• EXERCISE 1:
Please set down, word for word, the part of the piece on the two hill men starting at "In a previous" and ending at "the sport immeasurably.".
• EXERCISE 2:
Resume the piece on the two hill men, picking up right after its final sentence.

• PROVIDED PASSAGE:
Death and Transfiguration, a goodbye to two hill men, by Stevie Haston

Two people who were members of the outdoor community died recently, and somehow have left a deeper hole in me than seems possible. In future I will try to keep up on this and publish something, nothing too personal, just a polite death notice.  We are all freightened of death, but dying while doing your sport might be an appropriate way to go, as happened to the two individuals in question. The mountains are dangerous and our lives are precarious, and none of us can escape death. But,  and for me it is a very big but, our lives can be transfigured by what we do in our allotted time. I love climbing I think more than being alive without it, so I am prepared to pay the ferryman, some of your friends will be the same and perhaps you are too. The price may seem high but we reach great heights so bare this in mind when you have the sorrow of some ones death, it might help. The two people who died recently both had an effect on my life and for this I am very thankful, and because of this they will never be dead in the sense of forgotten, they will never pass away into the mists of being absent.
In a previous Blog I published a photo of the cover of Studs on the summits written by Bill Smith, a book that the Independent in its excellent death notice for Bill reminded me sold out of print very quickly and is  now a collectors item. It is not because it is a great book, rather it is a work of love, and for this reason it too is loved. Bill loved running the fells,  he lived alone, and lived simply, he died alone, probably of the cold in a peat bog  on Bowfell moors. He was missing for three weeks. In his sad death he has had more appreciation than in life, his work with fell running, much of it unrewarded, has helped the sport immeasurably.

• DATA SHOWN:

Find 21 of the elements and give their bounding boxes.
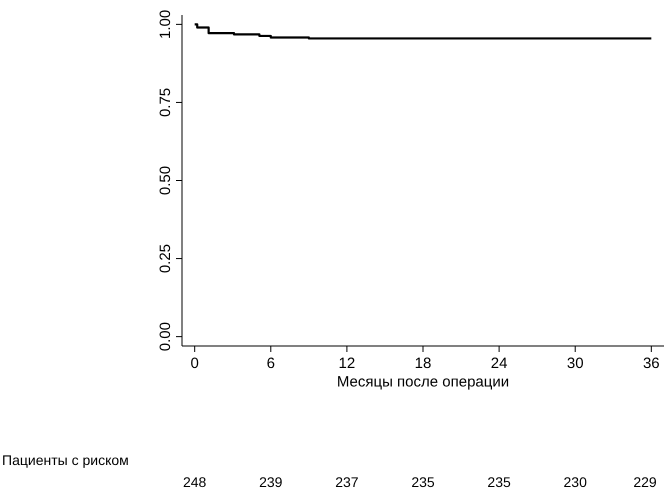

• FINAL RESULT 1:
In a previous Blog I published a photo of the cover of Studs on the summits written by Bill Smith, a book that the Independent in its excellent death notice for Bill reminded me sold out of print very quickly and is  now a collectors item. It is not because it is a great book, rather it is a work of love, and for this reason it too is loved. Bill loved running the fells,  he lived alone, and lived simply, he died alone, probably of the cold in a peat bog  on Bowfell moors. He was missing for three weeks. In his sad death he has had more appreciation than in life, his work with fell running, much of it unrewarded, has helped the sport immeasurably.

• FINAL RESULT 2:
The older climbing community of England and Wales was surprised to lose Ben Wintringham to an Abseiling accident, Ben was a friend to many and a husband to Marion. I think Ben would be surprised by how many people mourn his leaving this world. Ben was helpful to me personally and I know he was to many others. Ben climbed many knew routes and loved steep rock, take some time to say thanks, if you do one of his little treasures, you may not have known him, but without people like Ben our sport would be very poor. I am sorry not to be with his friends celebrating his life, but many of the people who knew Ben  are maybe like me  and live in a different country, so farewell Ben and thank you for your smile. 

Bill Smith, runner. RIP.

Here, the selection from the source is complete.